[Dataset items]

_ _ _ _

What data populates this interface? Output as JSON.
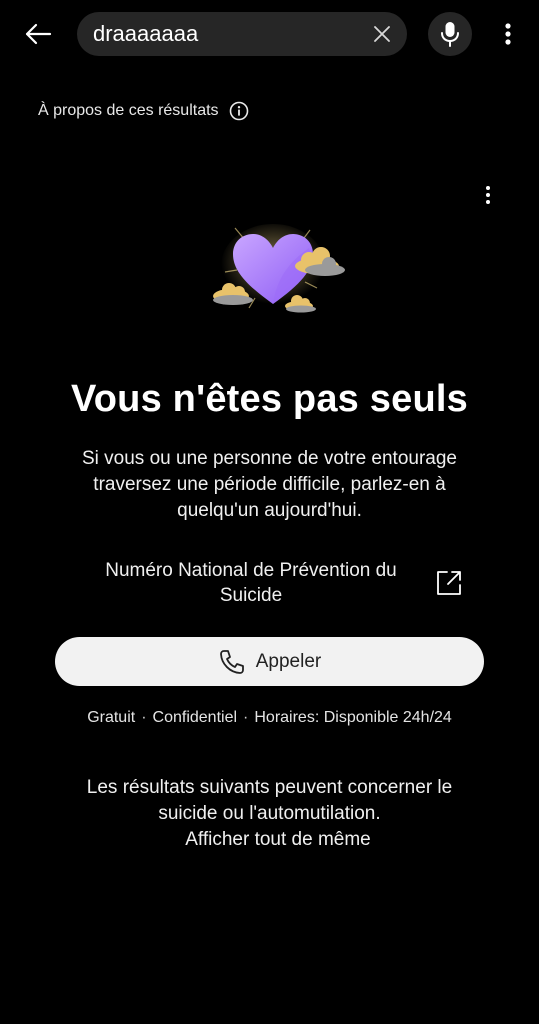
{
  "search": {
    "query": "draaaaaaa",
    "clear_icon": "close-icon",
    "mic_icon": "microphone-icon",
    "back_icon": "arrow-left-icon",
    "menu_icon": "more-vert-icon"
  },
  "about": {
    "label": "À propos de ces résultats",
    "icon": "info-icon"
  },
  "card": {
    "menu_icon": "more-vert-icon",
    "illustration": "heart-clouds-illustration",
    "title": "Vous n'êtes pas seuls",
    "body": "Si vous ou une personne de votre entourage traversez une période difficile, parlez-en à quelqu'un aujourd'hui.",
    "hotline_name": "Numéro National de Prévention du Suicide",
    "external_icon": "open-external-icon",
    "call_label": "Appeler",
    "call_icon": "phone-icon",
    "meta": [
      "Gratuit",
      "Confidentiel",
      "Horaires: Disponible 24h/24"
    ],
    "meta_separator": "·"
  },
  "warning": {
    "text": "Les résultats suivants peuvent concerner le suicide ou l'automutilation.",
    "show_anyway": "Afficher tout de même"
  },
  "colors": {
    "background": "#000000",
    "search_bg": "#262626",
    "heart": "#a77bff",
    "cloud_gold": "#e8c26a",
    "button_bg": "#f2f2f2"
  }
}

_ _ _ _

■ TO BE DONE
Print all the records again exactly; do not include any picture.

■ RESULT
What data populates this interface? Output as JSON.
{
  "search": {
    "query": "draaaaaaa",
    "clear_icon": "close-icon",
    "mic_icon": "microphone-icon",
    "back_icon": "arrow-left-icon",
    "menu_icon": "more-vert-icon"
  },
  "about": {
    "label": "À propos de ces résultats",
    "icon": "info-icon"
  },
  "card": {
    "menu_icon": "more-vert-icon",
    "illustration": "heart-clouds-illustration",
    "title": "Vous n'êtes pas seuls",
    "body": "Si vous ou une personne de votre entourage traversez une période difficile, parlez-en à quelqu'un aujourd'hui.",
    "hotline_name": "Numéro National de Prévention du Suicide",
    "external_icon": "open-external-icon",
    "call_label": "Appeler",
    "call_icon": "phone-icon",
    "meta": [
      "Gratuit",
      "Confidentiel",
      "Horaires: Disponible 24h/24"
    ],
    "meta_separator": "·"
  },
  "warning": {
    "text": "Les résultats suivants peuvent concerner le suicide ou l'automutilation.",
    "show_anyway": "Afficher tout de même"
  },
  "colors": {
    "background": "#000000",
    "search_bg": "#262626",
    "heart": "#a77bff",
    "cloud_gold": "#e8c26a",
    "button_bg": "#f2f2f2"
  }
}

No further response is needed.